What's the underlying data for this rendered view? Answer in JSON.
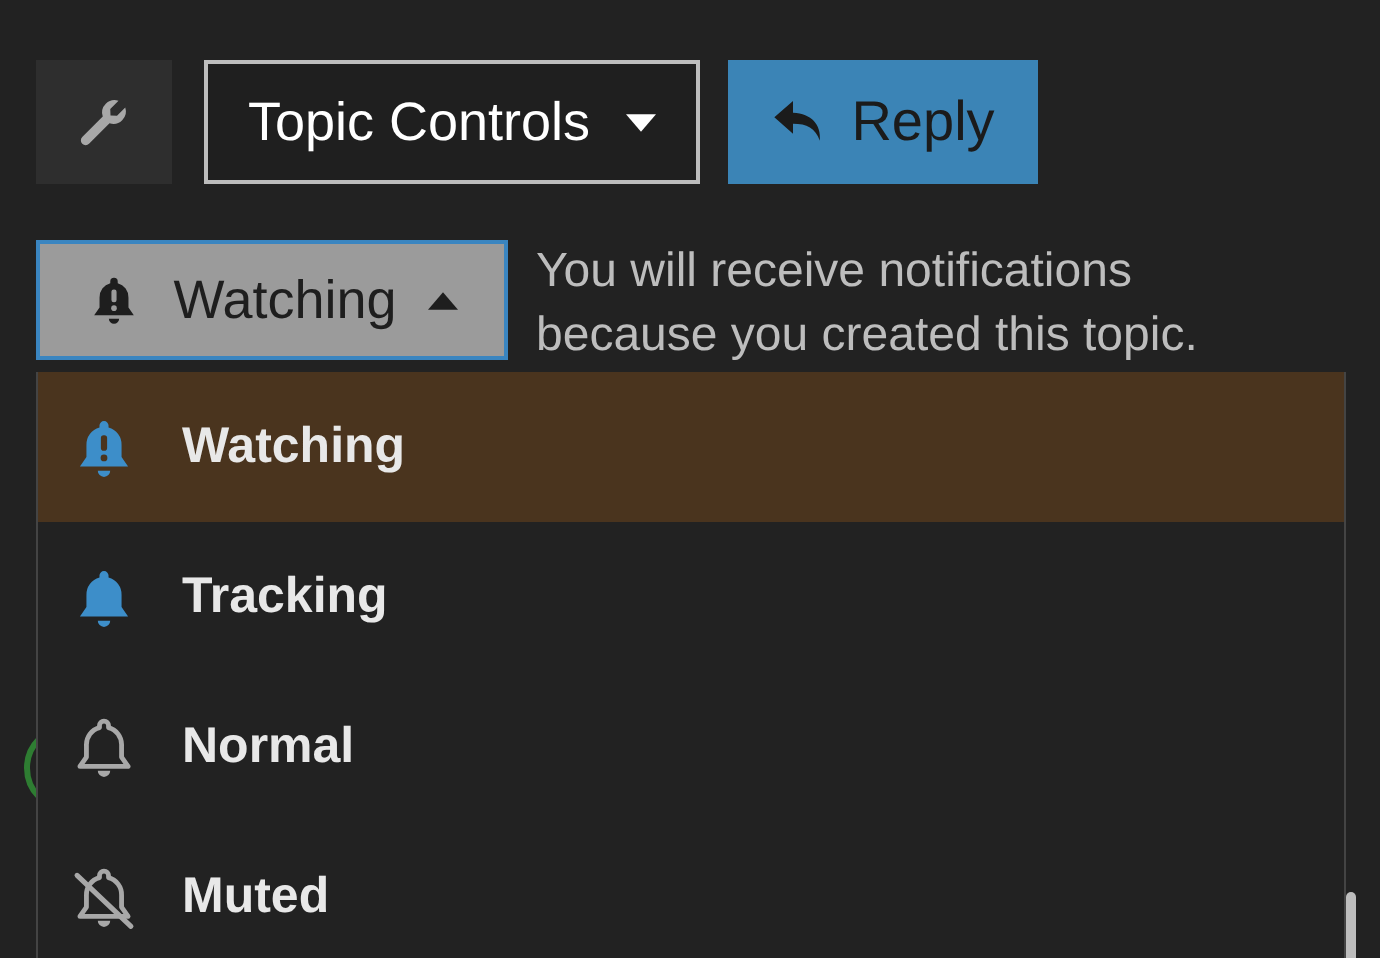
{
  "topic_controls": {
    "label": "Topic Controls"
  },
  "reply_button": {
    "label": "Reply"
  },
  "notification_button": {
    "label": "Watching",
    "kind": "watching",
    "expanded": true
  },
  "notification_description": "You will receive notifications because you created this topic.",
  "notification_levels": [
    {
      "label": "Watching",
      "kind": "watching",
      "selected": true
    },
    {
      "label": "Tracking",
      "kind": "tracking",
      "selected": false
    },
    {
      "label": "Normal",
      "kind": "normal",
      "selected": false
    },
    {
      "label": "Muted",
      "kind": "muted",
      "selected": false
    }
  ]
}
##########
• _Directive_
Do not copy the pictures, but repeat every line exactly.

• _The answer_
What's the underlying data for this rendered view? Answer in JSON.
{
  "topic_controls": {
    "label": "Topic Controls"
  },
  "reply_button": {
    "label": "Reply"
  },
  "notification_button": {
    "label": "Watching",
    "kind": "watching",
    "expanded": true
  },
  "notification_description": "You will receive notifications because you created this topic.",
  "notification_levels": [
    {
      "label": "Watching",
      "kind": "watching",
      "selected": true
    },
    {
      "label": "Tracking",
      "kind": "tracking",
      "selected": false
    },
    {
      "label": "Normal",
      "kind": "normal",
      "selected": false
    },
    {
      "label": "Muted",
      "kind": "muted",
      "selected": false
    }
  ]
}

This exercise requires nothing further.